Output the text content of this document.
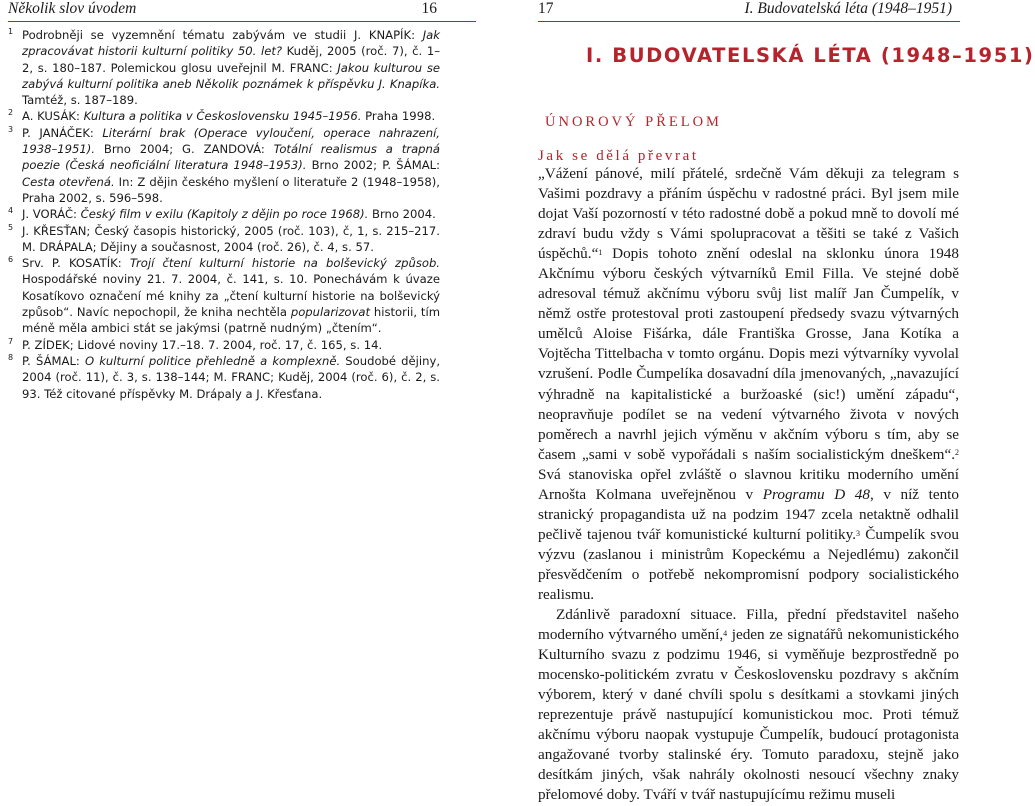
Několik slov úvodem	16
1 Podrobněji se vyzemnění tématu zabývám ve studii J. KNAPÍK: Jak zpracovávat historii kulturní politiky 50. let? Kuděj, 2005 (roč. 7), č. 1–2, s. 180–187. Polemickou glosu uveřejnil M. FRANC: Jakou kulturou se zabývá kulturní politika aneb Několik poznámek k příspěvku J. Knapíka. Tamtéž, s. 187–189.
2 A. KUSÁK: Kultura a politika v Československu 1945–1956. Praha 1998.
3 P. JANÁČEK: Literární brak (Operace vyloučení, operace nahrazení, 1938–1951). Brno 2004; G. ZANDOVÁ: Totální realismus a trapná poezie (Česká neoficiální literatura 1948–1953). Brno 2002; P. ŠÁMAL: Cesta otevřená. In: Z dějin českého myšlení o literatuře 2 (1948–1958), Praha 2002, s. 596–598.
4 J. VORÁČ: Český film v exilu (Kapitoly z dějin po roce 1968). Brno 2004.
5 J. KŘESŤAN; Český časopis historický, 2005 (roč. 103), č, 1, s. 215–217. M. DRÁPALA; Dějiny a současnost, 2004 (roč. 26), č. 4, s. 57.
6 Srv. P. KOSATÍK: Trojí čtení kulturní historie na bolševický způsob. Hospodářské noviny 21. 7. 2004, č. 141, s. 10. Ponechávám k úvaze Kosatíkovo označení mé knihy za „čtení kulturní historie na bolševický způsob“. Navíc nepochopil, že kniha nechtěla popularizovat historii, tím méně měla ambici stát se jakýmsi (patrně nudným) „čtením“.
7 P. ZÍDEK; Lidové noviny 17.–18. 7. 2004, roč. 17, č. 165, s. 14.
8 P. ŠÁMAL: O kulturní politice přehledně a komplexně. Soudobé dějiny, 2004 (roč. 11), č. 3, s. 138–144; M. FRANC; Kuděj, 2004 (roč. 6), č. 2, s. 93. Též citované příspěvky M. Drápaly a J. Křesťana.
17	I. Budovatelská léta (1948–1951)
I. BUDOVATELSKÁ LÉTA (1948–1951)
ÚNOROVÝ PŘELOM
Jak se dělá převrat

„Vážení pánové, milí přátelé, srdečně Vám děkuji za telegram s Vašimi pozdravy a přáním úspěchu v radostné práci. Byl jsem mile dojat Vaší pozorností v této radostné době a pokud mně to dovolí mé zdraví budu vždy s Vámi spolupracovat a těšiti se také z Vašich úspěchů.“$^1$ Dopis tohoto znění odeslal na sklonku února 1948 Akčnímu výboru českých výtvarníků Emil Filla. Ve stejné době adresoval témuž akčnímu výboru svůj list malíř Jan Čumpelík, v němž ostře protestoval proti zastoupení předsedy svazu výtvarných umělců Aloise Fišárka, dále Františka Grosse, Jana Kotíka a Vojtěcha Tittelbacha v tomto orgánu. Dopis mezi výtvarníky vyvolal vzrušení. Podle Čumpelíka dosavadní díla jmenovaných, „navazující výhradně na kapitalistické a buržoaské (sic!) umění západu“, neopravňuje podílet se na vedení výtvarného života v nových poměrech a navrhl jejich výměnu v akčním výboru s tím, aby se časem „sami v sobě vypořádali s naším socialistickým dneškem“.$^2$ Svá stanoviska opřel zvláště o slavnou kritiku moderního umění Arnošta Kolmana uveřejněnou v Programu D 48, v níž tento stranický propagandista už na podzim 1947 zcela netaktně odhalil pečlivě tajenou tvář komunistické kulturní politiky.$^3$ Čumpelík svou výzvu (zaslanou i ministrům Kopeckému a Nejedlému) zakončil přesvědčením o potřebě nekompromisní podpory socialistického realismu.

Zdánlivě paradoxní situace. Filla, přední představitel našeho moderního výtvarného umění,$^4$ jeden ze signatářů nekomunistického Kulturního svazu z podzimu 1946, si vyměňuje bezprostředně po mocensko-politickém zvratu v Československu pozdravy s akčním výborem, který v dané chvíli spolu s desítkami a stovkami jiných reprezentuje právě nastupující komunistickou moc. Proti témuž akčnímu výboru naopak vystupuje Čumpelík, budoucí protagonista angažované tvorby stalinské éry. Tomuto paradoxu, stejně jako desítkám jiných, však nahrály okolnosti nesoucí všechny znaky přelomové doby. Tváří v tvář nastupujícímu režimu museli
________________________
▶ _STATED EXERCISE_: Make an exact copy of the listing above. Do not include the pictures.

▶ _RESULT OF THE TASK_:
Output the text content of this document.
Několik slov úvodem	16
1 Podrobněji se vyzemnění tématu zabývám ve studii J. KNAPÍK: Jak zpracovávat historii kulturní politiky 50. let? Kuděj, 2005 (roč. 7), č. 1–2, s. 180–187. Polemickou glosu uveřejnil M. FRANC: Jakou kulturou se zabývá kulturní politika aneb Několik poznámek k příspěvku J. Knapíka. Tamtéž, s. 187–189.
2 A. KUSÁK: Kultura a politika v Československu 1945–1956. Praha 1998.
3 P. JANÁČEK: Literární brak (Operace vyloučení, operace nahrazení, 1938–1951). Brno 2004; G. ZANDOVÁ: Totální realismus a trapná poezie (Česká neoficiální literatura 1948–1953). Brno 2002; P. ŠÁMAL: Cesta otevřená. In: Z dějin českého myšlení o literatuře 2 (1948–1958), Praha 2002, s. 596–598.
4 J. VORÁČ: Český film v exilu (Kapitoly z dějin po roce 1968). Brno 2004.
5 J. KŘESŤAN; Český časopis historický, 2005 (roč. 103), č, 1, s. 215–217. M. DRÁPALA; Dějiny a současnost, 2004 (roč. 26), č. 4, s. 57.
6 Srv. P. KOSATÍK: Trojí čtení kulturní historie na bolševický způsob. Hospodářské noviny 21. 7. 2004, č. 141, s. 10. Ponechávám k úvaze Kosatíkovo označení mé knihy za „čtení kulturní historie na bolševický způsob“. Navíc nepochopil, že kniha nechtěla popularizovat historii, tím méně měla ambici stát se jakýmsi (patrně nudným) „čtením“.
7 P. ZÍDEK; Lidové noviny 17.–18. 7. 2004, roč. 17, č. 165, s. 14.
8 P. ŠÁMAL: O kulturní politice přehledně a komplexně. Soudobé dějiny, 2004 (roč. 11), č. 3, s. 138–144; M. FRANC; Kuděj, 2004 (roč. 6), č. 2, s. 93. Též citované příspěvky M. Drápaly a J. Křesťana.
17	I. Budovatelská léta (1948–1951)
I. BUDOVATELSKÁ LÉTA (1948–1951)
ÚNOROVÝ PŘELOM
Jak se dělá převrat

„Vážení pánové, milí přátelé, srdečně Vám děkuji za telegram s Vašimi pozdravy a přáním úspěchu v radostné práci. Byl jsem mile dojat Vaší pozorností v této radostné době a pokud mně to dovolí mé zdraví budu vždy s Vámi spolupracovat a těšiti se také z Vašich úspěchů.“$^1$ Dopis tohoto znění odeslal na sklonku února 1948 Akčnímu výboru českých výtvarníků Emil Filla. Ve stejné době adresoval témuž akčnímu výboru svůj list malíř Jan Čumpelík, v němž ostře protestoval proti zastoupení předsedy svazu výtvarných umělců Aloise Fišárka, dále Františka Grosse, Jana Kotíka a Vojtěcha Tittelbacha v tomto orgánu. Dopis mezi výtvarníky vyvolal vzrušení. Podle Čumpelíka dosavadní díla jmenovaných, „navazující výhradně na kapitalistické a buržoaské (sic!) umění západu“, neopravňuje podílet se na vedení výtvarného života v nových poměrech a navrhl jejich výměnu v akčním výboru s tím, aby se časem „sami v sobě vypořádali s naším socialistickým dneškem“.$^2$ Svá stanoviska opřel zvláště o slavnou kritiku moderního umění Arnošta Kolmana uveřejněnou v Programu D 48, v níž tento stranický propagandista už na podzim 1947 zcela netaktně odhalil pečlivě tajenou tvář komunistické kulturní politiky.$^3$ Čumpelík svou výzvu (zaslanou i ministrům Kopeckému a Nejedlému) zakončil přesvědčením o potřebě nekompromisní podpory socialistického realismu.

Zdánlivě paradoxní situace. Filla, přední představitel našeho moderního výtvarného umění,$^4$ jeden ze signatářů nekomunistického Kulturního svazu z podzimu 1946, si vyměňuje bezprostředně po mocensko-politickém zvratu v Československu pozdravy s akčním výborem, který v dané chvíli spolu s desítkami a stovkami jiných reprezentuje právě nastupující komunistickou moc. Proti témuž akčnímu výboru naopak vystupuje Čumpelík, budoucí protagonista angažované tvorby stalinské éry. Tomuto paradoxu, stejně jako desítkám jiných, však nahrály okolnosti nesoucí všechny znaky přelomové doby. Tváří v tvář nastupujícímu režimu museli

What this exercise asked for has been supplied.